===== Dataset content =====

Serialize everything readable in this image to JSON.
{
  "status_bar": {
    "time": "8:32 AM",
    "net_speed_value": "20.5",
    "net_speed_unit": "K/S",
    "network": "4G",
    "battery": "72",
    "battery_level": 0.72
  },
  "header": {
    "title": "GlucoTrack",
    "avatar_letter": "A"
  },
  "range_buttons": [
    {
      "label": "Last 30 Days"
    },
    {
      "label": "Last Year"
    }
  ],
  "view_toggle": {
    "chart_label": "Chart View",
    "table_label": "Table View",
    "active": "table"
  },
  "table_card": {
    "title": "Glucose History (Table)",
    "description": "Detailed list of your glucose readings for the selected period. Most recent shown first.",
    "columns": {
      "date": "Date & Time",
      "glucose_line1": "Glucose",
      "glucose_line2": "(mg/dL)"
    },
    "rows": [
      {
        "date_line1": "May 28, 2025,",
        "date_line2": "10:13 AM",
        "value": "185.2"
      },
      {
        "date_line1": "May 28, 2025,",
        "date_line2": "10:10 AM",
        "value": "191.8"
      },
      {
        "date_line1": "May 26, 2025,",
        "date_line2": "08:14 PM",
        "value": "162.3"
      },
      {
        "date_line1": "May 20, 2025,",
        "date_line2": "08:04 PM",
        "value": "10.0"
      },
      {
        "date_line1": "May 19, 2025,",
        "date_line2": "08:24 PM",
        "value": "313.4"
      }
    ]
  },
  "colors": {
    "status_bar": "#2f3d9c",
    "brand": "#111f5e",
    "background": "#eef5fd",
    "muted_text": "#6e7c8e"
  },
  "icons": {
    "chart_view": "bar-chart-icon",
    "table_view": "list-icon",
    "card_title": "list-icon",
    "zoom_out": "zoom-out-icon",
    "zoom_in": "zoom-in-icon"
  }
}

=====

**To be done:**
Copy every single line of the material above that holds "zoom".

**Problem solution:**
    "zoom_out": "zoom-out-icon",
    "zoom_in": "zoom-in-icon"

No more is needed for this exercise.